### [Short task]
Return all entries word for word, but drop any images.

### [Entries]
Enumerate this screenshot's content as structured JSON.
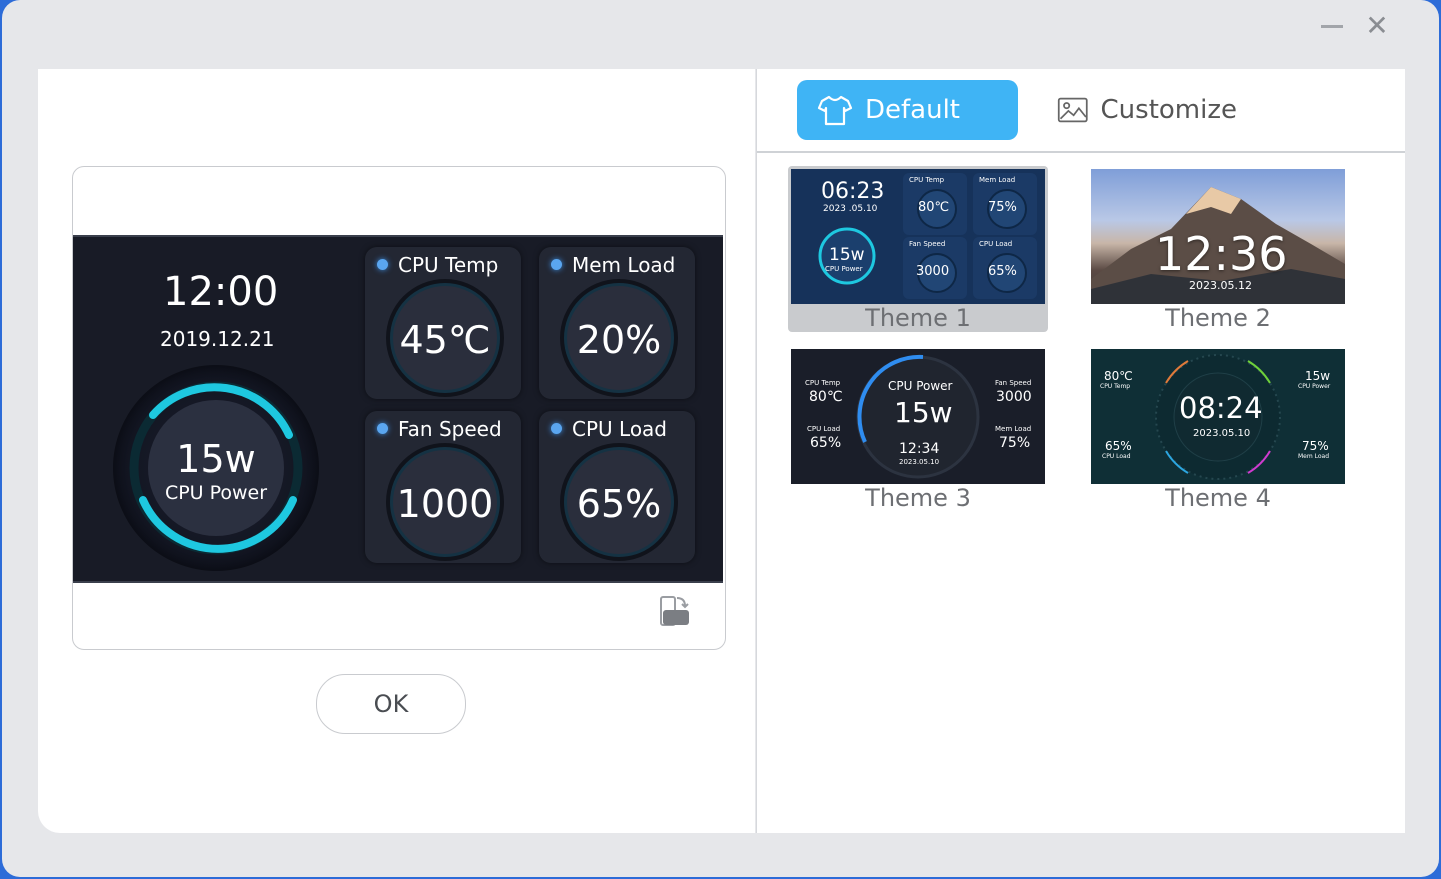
{
  "window": {
    "minimize_icon": "minimize-icon",
    "close_icon": "close-icon",
    "close_glyph": "✕"
  },
  "preview": {
    "time": "12:00",
    "date": "2019.12.21",
    "cpu_power": {
      "value": "15w",
      "label": "CPU Power"
    },
    "tiles": [
      {
        "label": "CPU Temp",
        "value": "45℃"
      },
      {
        "label": "Mem Load",
        "value": "20%"
      },
      {
        "label": "Fan Speed",
        "value": "1000"
      },
      {
        "label": "CPU Load",
        "value": "65%"
      }
    ],
    "rotate_icon": "rotate-screen-icon"
  },
  "ok_label": "OK",
  "tabs": {
    "default_label": "Default",
    "customize_label": "Customize"
  },
  "themes": [
    {
      "label": "Theme 1",
      "time": "06:23",
      "date": "2023 .05.10",
      "power": "15w",
      "power_label": "CPU Power",
      "stats": [
        {
          "label": "CPU Temp",
          "value": "80℃"
        },
        {
          "label": "Mem Load",
          "value": "75%"
        },
        {
          "label": "Fan Speed",
          "value": "3000"
        },
        {
          "label": "CPU Load",
          "value": "65%"
        }
      ]
    },
    {
      "label": "Theme 2",
      "time": "12:36",
      "date": "2023.05.12"
    },
    {
      "label": "Theme 3",
      "center_label": "CPU Power",
      "center_value": "15w",
      "time": "12:34",
      "date": "2023.05.10",
      "left_top_label": "CPU Temp",
      "left_top_value": "80℃",
      "left_bottom_label": "CPU Load",
      "left_bottom_value": "65%",
      "right_top_label": "Fan Speed",
      "right_top_value": "3000",
      "right_bottom_label": "Mem Load",
      "right_bottom_value": "75%"
    },
    {
      "label": "Theme 4",
      "time": "08:24",
      "date": "2023.05.10",
      "tl_value": "80℃",
      "tl_label": "CPU Temp",
      "tr_value": "15w",
      "tr_label": "CPU Power",
      "bl_value": "65%",
      "bl_label": "CPU Load",
      "br_value": "75%",
      "br_label": "Mem Load"
    }
  ],
  "colors": {
    "accent": "#3fb4f5",
    "ring": "#1ec8e0",
    "screen_bg": "#181b26"
  }
}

### [Answer to the task]
Enumerate this screenshot's content as structured JSON.
{
  "window": {
    "minimize_icon": "minimize-icon",
    "close_icon": "close-icon",
    "close_glyph": "✕"
  },
  "preview": {
    "time": "12:00",
    "date": "2019.12.21",
    "cpu_power": {
      "value": "15w",
      "label": "CPU Power"
    },
    "tiles": [
      {
        "label": "CPU Temp",
        "value": "45℃"
      },
      {
        "label": "Mem Load",
        "value": "20%"
      },
      {
        "label": "Fan Speed",
        "value": "1000"
      },
      {
        "label": "CPU Load",
        "value": "65%"
      }
    ],
    "rotate_icon": "rotate-screen-icon"
  },
  "ok_label": "OK",
  "tabs": {
    "default_label": "Default",
    "customize_label": "Customize"
  },
  "themes": [
    {
      "label": "Theme 1",
      "time": "06:23",
      "date": "2023 .05.10",
      "power": "15w",
      "power_label": "CPU Power",
      "stats": [
        {
          "label": "CPU Temp",
          "value": "80℃"
        },
        {
          "label": "Mem Load",
          "value": "75%"
        },
        {
          "label": "Fan Speed",
          "value": "3000"
        },
        {
          "label": "CPU Load",
          "value": "65%"
        }
      ]
    },
    {
      "label": "Theme 2",
      "time": "12:36",
      "date": "2023.05.12"
    },
    {
      "label": "Theme 3",
      "center_label": "CPU Power",
      "center_value": "15w",
      "time": "12:34",
      "date": "2023.05.10",
      "left_top_label": "CPU Temp",
      "left_top_value": "80℃",
      "left_bottom_label": "CPU Load",
      "left_bottom_value": "65%",
      "right_top_label": "Fan Speed",
      "right_top_value": "3000",
      "right_bottom_label": "Mem Load",
      "right_bottom_value": "75%"
    },
    {
      "label": "Theme 4",
      "time": "08:24",
      "date": "2023.05.10",
      "tl_value": "80℃",
      "tl_label": "CPU Temp",
      "tr_value": "15w",
      "tr_label": "CPU Power",
      "bl_value": "65%",
      "bl_label": "CPU Load",
      "br_value": "75%",
      "br_label": "Mem Load"
    }
  ],
  "colors": {
    "accent": "#3fb4f5",
    "ring": "#1ec8e0",
    "screen_bg": "#181b26"
  }
}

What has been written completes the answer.